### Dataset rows
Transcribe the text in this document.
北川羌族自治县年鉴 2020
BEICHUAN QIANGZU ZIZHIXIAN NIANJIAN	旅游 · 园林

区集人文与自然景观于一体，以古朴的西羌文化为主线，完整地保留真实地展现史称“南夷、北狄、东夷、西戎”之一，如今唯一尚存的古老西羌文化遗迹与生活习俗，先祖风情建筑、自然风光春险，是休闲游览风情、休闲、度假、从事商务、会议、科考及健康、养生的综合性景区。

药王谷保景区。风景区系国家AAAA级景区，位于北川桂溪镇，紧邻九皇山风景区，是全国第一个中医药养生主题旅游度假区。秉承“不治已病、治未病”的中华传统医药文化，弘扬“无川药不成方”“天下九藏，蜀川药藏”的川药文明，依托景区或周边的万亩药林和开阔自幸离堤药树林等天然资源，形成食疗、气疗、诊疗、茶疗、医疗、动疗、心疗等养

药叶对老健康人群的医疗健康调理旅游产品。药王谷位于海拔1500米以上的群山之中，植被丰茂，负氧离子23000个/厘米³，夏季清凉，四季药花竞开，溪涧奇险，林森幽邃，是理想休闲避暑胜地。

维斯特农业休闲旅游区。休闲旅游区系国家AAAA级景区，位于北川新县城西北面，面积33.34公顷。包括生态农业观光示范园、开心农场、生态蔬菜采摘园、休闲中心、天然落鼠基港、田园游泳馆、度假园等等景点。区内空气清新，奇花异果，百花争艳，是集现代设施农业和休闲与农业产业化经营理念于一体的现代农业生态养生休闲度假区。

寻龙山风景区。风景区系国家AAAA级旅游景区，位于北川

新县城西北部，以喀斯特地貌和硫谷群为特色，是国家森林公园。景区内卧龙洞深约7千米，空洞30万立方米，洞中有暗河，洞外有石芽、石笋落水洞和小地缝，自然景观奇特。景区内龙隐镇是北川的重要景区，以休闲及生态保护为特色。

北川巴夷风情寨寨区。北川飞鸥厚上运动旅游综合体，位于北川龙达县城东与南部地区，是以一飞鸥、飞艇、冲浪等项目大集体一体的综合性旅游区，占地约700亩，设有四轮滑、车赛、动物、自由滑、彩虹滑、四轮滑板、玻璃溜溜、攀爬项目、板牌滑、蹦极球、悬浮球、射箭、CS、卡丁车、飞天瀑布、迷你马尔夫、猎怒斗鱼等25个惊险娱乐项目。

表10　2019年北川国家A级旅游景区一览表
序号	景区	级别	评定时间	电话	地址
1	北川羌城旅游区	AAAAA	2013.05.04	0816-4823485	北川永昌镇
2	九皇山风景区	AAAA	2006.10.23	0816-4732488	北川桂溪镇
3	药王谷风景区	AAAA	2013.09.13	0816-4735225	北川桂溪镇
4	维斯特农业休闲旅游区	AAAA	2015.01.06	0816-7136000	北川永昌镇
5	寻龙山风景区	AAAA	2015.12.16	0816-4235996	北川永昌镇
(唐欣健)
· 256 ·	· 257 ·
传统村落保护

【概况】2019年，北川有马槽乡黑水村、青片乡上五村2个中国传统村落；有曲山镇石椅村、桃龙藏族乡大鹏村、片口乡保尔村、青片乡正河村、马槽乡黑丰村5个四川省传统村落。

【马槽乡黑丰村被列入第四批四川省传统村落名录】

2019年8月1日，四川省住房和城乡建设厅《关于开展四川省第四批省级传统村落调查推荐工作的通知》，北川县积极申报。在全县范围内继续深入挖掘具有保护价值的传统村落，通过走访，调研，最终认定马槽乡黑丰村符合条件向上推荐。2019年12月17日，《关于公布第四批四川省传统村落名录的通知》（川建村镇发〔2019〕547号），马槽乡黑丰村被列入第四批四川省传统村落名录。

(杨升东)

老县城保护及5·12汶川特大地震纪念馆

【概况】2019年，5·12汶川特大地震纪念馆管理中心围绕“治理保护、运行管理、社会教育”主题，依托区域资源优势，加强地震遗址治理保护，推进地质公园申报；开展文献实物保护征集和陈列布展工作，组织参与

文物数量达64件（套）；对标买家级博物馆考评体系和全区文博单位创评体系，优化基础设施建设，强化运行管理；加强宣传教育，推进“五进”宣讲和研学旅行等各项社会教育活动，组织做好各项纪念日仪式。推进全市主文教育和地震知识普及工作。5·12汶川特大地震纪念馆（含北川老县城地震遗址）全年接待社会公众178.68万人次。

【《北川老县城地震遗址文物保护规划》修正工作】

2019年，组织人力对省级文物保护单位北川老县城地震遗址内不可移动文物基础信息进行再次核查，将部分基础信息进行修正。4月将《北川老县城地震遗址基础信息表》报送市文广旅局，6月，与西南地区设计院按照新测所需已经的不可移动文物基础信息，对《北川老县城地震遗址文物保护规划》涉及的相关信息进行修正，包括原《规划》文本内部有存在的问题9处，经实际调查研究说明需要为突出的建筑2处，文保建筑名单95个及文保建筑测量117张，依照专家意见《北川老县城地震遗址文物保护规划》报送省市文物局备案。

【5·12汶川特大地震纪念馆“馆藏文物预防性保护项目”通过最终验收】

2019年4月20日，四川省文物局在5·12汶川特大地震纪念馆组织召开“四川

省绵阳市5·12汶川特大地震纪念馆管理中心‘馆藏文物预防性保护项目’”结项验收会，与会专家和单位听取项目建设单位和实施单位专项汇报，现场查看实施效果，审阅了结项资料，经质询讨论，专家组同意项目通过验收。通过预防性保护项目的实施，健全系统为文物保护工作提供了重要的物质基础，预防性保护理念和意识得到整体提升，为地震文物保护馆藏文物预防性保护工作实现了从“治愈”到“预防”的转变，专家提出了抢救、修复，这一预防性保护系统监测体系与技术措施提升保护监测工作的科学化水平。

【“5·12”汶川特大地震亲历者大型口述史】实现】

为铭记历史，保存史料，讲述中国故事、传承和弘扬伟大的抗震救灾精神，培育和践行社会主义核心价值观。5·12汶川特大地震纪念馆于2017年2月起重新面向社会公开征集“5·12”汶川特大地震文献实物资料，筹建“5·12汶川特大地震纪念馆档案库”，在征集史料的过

### Work required
Collect each line holding the string "北川老县城地震遗址文物保护规划".

### Solution
【《北川老县城地震遗址文物保护规划》修正工作】
2019年，组织人力对省级文物保护单位北川老县城地震遗址内不可移动文物基础信息进行再次核查，将部分基础信息进行修正。4月将《北川老县城地震遗址基础信息表》报送市文广旅局，6月，与西南地区设计院按照新测所需已经的不可移动文物基础信息，对《北川老县城地震遗址文物保护规划》涉及的相关信息进行修正，包括原《规划》文本内部有存在的问题9处，经实际调查研究说明需要为突出的建筑2处，文保建筑名单95个及文保建筑测量117张，依照专家意见《北川老县城地震遗址文物保护规划》报送省市文物局备案。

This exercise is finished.